Return each entry exactly, with none missing.

Given entries:

****************

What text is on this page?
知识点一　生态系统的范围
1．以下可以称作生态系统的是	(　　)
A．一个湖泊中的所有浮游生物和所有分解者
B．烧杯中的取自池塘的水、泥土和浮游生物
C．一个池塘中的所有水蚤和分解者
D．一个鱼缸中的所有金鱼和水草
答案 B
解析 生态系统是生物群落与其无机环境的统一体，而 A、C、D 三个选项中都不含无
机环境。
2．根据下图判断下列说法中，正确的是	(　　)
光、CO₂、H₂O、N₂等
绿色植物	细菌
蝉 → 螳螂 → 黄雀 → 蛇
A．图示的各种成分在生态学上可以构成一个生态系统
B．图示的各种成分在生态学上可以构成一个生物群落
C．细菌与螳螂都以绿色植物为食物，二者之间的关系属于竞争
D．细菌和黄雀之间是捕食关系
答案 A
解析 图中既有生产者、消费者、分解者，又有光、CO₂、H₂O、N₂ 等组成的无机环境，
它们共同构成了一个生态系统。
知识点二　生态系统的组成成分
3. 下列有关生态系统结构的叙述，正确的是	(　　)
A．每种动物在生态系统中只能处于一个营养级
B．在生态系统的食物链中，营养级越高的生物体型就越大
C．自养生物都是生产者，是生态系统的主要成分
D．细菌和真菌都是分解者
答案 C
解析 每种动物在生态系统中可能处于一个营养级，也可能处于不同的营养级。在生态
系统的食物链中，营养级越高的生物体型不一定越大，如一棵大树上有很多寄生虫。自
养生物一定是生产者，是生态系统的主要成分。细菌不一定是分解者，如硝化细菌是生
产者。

****************

Exercise response:
What text is on this page?
知识点一　生态系统的范围
1．以下可以称作生态系统的是	(　　)
A．一个湖泊中的所有浮游生物和所有分解者
B．烧杯中的取自池塘的水、泥土和浮游生物
C．一个池塘中的所有水蚤和分解者
D．一个鱼缸中的所有金鱼和水草
答案 B
解析 生态系统是生物群落与其无机环境的统一体，而 A、C、D 三个选项中都不含无
机环境。
2．根据下图判断下列说法中，正确的是	(　　)
光、CO₂、H₂O、N₂等
绿色植物	细菌
蝉 → 螳螂 → 黄雀 → 蛇
A．图示的各种成分在生态学上可以构成一个生态系统
B．图示的各种成分在生态学上可以构成一个生物群落
C．细菌与螳螂都以绿色植物为食物，二者之间的关系属于竞争
D．细菌和黄雀之间是捕食关系
答案 A
解析 图中既有生产者、消费者、分解者，又有光、CO₂、H₂O、N₂ 等组成的无机环境，
它们共同构成了一个生态系统。
知识点二　生态系统的组成成分
3. 下列有关生态系统结构的叙述，正确的是	(　　)
A．每种动物在生态系统中只能处于一个营养级
B．在生态系统的食物链中，营养级越高的生物体型就越大
C．自养生物都是生产者，是生态系统的主要成分
D．细菌和真菌都是分解者
答案 C
解析 每种动物在生态系统中可能处于一个营养级，也可能处于不同的营养级。在生态
系统的食物链中，营养级越高的生物体型不一定越大，如一棵大树上有很多寄生虫。自
养生物一定是生产者，是生态系统的主要成分。细菌不一定是分解者，如硝化细菌是生
产者。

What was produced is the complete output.